» Set problem:
Repeat, line for line, the entries printed below.
-=-=-
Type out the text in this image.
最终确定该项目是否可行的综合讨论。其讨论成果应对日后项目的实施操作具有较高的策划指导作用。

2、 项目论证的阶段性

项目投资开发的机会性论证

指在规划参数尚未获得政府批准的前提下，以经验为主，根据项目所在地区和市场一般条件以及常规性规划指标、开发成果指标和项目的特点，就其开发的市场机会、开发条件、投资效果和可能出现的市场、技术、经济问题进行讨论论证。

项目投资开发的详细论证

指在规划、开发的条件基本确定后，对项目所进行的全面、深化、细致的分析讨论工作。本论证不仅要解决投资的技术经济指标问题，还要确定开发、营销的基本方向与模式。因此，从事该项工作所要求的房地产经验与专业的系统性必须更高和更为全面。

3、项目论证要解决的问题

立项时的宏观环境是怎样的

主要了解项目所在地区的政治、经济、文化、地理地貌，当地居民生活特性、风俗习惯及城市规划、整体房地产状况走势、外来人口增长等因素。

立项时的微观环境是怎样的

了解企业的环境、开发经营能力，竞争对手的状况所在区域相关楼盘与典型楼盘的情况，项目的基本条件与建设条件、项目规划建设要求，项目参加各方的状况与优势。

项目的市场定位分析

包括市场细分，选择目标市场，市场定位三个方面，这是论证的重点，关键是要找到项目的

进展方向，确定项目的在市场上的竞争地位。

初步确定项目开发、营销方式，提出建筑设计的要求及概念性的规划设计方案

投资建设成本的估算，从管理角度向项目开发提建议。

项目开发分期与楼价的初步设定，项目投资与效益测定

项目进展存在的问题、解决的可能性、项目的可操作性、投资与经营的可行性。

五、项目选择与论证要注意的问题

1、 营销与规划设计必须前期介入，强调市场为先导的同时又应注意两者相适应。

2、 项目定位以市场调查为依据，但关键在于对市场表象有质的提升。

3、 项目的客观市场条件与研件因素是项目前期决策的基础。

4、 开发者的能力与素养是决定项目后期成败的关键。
-=-=-
» Solution to the problem:
Type out the text in this image.
最终确定该项目是否可行的综合讨论。其讨论成果应对日后项目的实施操作具有较高的策划指导作用。

2、 项目论证的阶段性

项目投资开发的机会性论证

指在规划参数尚未获得政府批准的前提下，以经验为主，根据项目所在地区和市场一般条件以及常规性规划指标、开发成果指标和项目的特点，就其开发的市场机会、开发条件、投资效果和可能出现的市场、技术、经济问题进行讨论论证。

项目投资开发的详细论证

指在规划、开发的条件基本确定后，对项目所进行的全面、深化、细致的分析讨论工作。本论证不仅要解决投资的技术经济指标问题，还要确定开发、营销的基本方向与模式。因此，从事该项工作所要求的房地产经验与专业的系统性必须更高和更为全面。

3、项目论证要解决的问题

立项时的宏观环境是怎样的

主要了解项目所在地区的政治、经济、文化、地理地貌，当地居民生活特性、风俗习惯及城市规划、整体房地产状况走势、外来人口增长等因素。

立项时的微观环境是怎样的

了解企业的环境、开发经营能力，竞争对手的状况所在区域相关楼盘与典型楼盘的情况，项目的基本条件与建设条件、项目规划建设要求，项目参加各方的状况与优势。

项目的市场定位分析

包括市场细分，选择目标市场，市场定位三个方面，这是论证的重点，关键是要找到项目的

进展方向，确定项目的在市场上的竞争地位。

初步确定项目开发、营销方式，提出建筑设计的要求及概念性的规划设计方案

投资建设成本的估算，从管理角度向项目开发提建议。

项目开发分期与楼价的初步设定，项目投资与效益测定

项目进展存在的问题、解决的可能性、项目的可操作性、投资与经营的可行性。

五、项目选择与论证要注意的问题

1、 营销与规划设计必须前期介入，强调市场为先导的同时又应注意两者相适应。

2、 项目定位以市场调查为依据，但关键在于对市场表象有质的提升。

3、 项目的客观市场条件与研件因素是项目前期决策的基础。

4、 开发者的能力与素养是决定项目后期成败的关键。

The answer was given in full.